[Stored entries]
----

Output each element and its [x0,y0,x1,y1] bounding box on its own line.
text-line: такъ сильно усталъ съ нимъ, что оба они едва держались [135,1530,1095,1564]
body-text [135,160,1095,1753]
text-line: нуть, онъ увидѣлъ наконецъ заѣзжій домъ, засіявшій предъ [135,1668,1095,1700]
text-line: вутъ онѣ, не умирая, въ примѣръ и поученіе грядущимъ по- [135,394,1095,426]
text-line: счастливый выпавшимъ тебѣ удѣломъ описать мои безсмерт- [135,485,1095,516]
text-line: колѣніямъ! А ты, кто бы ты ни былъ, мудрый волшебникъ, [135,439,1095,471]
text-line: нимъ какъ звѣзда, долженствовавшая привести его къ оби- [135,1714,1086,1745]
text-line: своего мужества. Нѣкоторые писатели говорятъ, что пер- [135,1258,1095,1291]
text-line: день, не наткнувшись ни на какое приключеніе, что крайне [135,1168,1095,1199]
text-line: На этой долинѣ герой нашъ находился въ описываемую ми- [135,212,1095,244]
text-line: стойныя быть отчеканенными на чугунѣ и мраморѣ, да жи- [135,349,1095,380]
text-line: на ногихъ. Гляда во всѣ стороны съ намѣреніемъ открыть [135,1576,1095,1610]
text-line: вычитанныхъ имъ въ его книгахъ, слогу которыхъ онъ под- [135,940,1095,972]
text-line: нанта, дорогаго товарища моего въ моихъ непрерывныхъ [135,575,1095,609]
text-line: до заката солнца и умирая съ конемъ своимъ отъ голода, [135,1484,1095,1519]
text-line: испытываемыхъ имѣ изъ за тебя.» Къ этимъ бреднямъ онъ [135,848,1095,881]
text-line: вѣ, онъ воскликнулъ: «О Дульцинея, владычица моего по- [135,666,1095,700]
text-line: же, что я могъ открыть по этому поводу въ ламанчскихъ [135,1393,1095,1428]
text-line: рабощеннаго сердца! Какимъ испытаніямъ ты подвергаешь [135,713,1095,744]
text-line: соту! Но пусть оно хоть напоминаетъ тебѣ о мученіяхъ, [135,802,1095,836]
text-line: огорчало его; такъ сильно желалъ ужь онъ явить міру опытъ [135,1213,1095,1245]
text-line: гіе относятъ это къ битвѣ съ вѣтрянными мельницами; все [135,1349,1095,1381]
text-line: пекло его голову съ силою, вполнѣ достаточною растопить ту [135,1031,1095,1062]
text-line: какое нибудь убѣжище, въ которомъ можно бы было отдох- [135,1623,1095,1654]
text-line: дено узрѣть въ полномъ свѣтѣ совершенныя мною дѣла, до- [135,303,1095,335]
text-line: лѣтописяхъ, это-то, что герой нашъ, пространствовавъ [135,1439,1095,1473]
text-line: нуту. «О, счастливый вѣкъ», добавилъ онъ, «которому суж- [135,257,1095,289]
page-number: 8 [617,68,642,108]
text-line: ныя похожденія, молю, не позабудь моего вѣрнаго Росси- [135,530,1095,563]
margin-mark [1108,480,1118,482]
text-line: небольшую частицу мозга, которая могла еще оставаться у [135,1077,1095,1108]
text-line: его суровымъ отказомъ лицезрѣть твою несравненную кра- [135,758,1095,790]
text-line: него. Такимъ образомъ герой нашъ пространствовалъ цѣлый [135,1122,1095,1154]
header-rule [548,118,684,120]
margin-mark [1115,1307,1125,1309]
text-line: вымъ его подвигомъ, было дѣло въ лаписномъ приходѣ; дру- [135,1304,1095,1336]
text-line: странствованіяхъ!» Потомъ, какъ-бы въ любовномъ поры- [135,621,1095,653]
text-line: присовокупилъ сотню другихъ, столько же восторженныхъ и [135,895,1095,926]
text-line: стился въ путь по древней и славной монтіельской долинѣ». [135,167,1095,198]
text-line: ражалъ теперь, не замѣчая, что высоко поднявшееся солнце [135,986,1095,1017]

----

• PROBLEM TO WORK ON
Reproduce the data word for word, from its first line up to and including the line with "text-line: пекло его".

• SOLUTION FOR THIS EXERCISE
Output each element and its [x0,y0,x1,y1] bounding box on its own line.
text-line: такъ сильно усталъ съ нимъ, что оба они едва держались [135,1530,1095,1564]
body-text [135,160,1095,1753]
text-line: нуть, онъ увидѣлъ наконецъ заѣзжій домъ, засіявшій предъ [135,1668,1095,1700]
text-line: вутъ онѣ, не умирая, въ примѣръ и поученіе грядущимъ по- [135,394,1095,426]
text-line: счастливый выпавшимъ тебѣ удѣломъ описать мои безсмерт- [135,485,1095,516]
text-line: колѣніямъ! А ты, кто бы ты ни былъ, мудрый волшебникъ, [135,439,1095,471]
text-line: нимъ какъ звѣзда, долженствовавшая привести его къ оби- [135,1714,1086,1745]
text-line: своего мужества. Нѣкоторые писатели говорятъ, что пер- [135,1258,1095,1291]
text-line: день, не наткнувшись ни на какое приключеніе, что крайне [135,1168,1095,1199]
text-line: На этой долинѣ герой нашъ находился въ описываемую ми- [135,212,1095,244]
text-line: стойныя быть отчеканенными на чугунѣ и мраморѣ, да жи- [135,349,1095,380]
text-line: на ногихъ. Гляда во всѣ стороны съ намѣреніемъ открыть [135,1576,1095,1610]
text-line: вычитанныхъ имъ въ его книгахъ, слогу которыхъ онъ под- [135,940,1095,972]
text-line: нанта, дорогаго товарища моего въ моихъ непрерывныхъ [135,575,1095,609]
text-line: до заката солнца и умирая съ конемъ своимъ отъ голода, [135,1484,1095,1519]
text-line: испытываемыхъ имѣ изъ за тебя.» Къ этимъ бреднямъ онъ [135,848,1095,881]
text-line: вѣ, онъ воскликнулъ: «О Дульцинея, владычица моего по- [135,666,1095,700]
text-line: же, что я могъ открыть по этому поводу въ ламанчскихъ [135,1393,1095,1428]
text-line: рабощеннаго сердца! Какимъ испытаніямъ ты подвергаешь [135,713,1095,744]
text-line: соту! Но пусть оно хоть напоминаетъ тебѣ о мученіяхъ, [135,802,1095,836]
text-line: огорчало его; такъ сильно желалъ ужь онъ явить міру опытъ [135,1213,1095,1245]
text-line: гіе относятъ это къ битвѣ съ вѣтрянными мельницами; все [135,1349,1095,1381]
text-line: пекло его голову съ силою, вполнѣ достаточною растопить ту [135,1031,1095,1062]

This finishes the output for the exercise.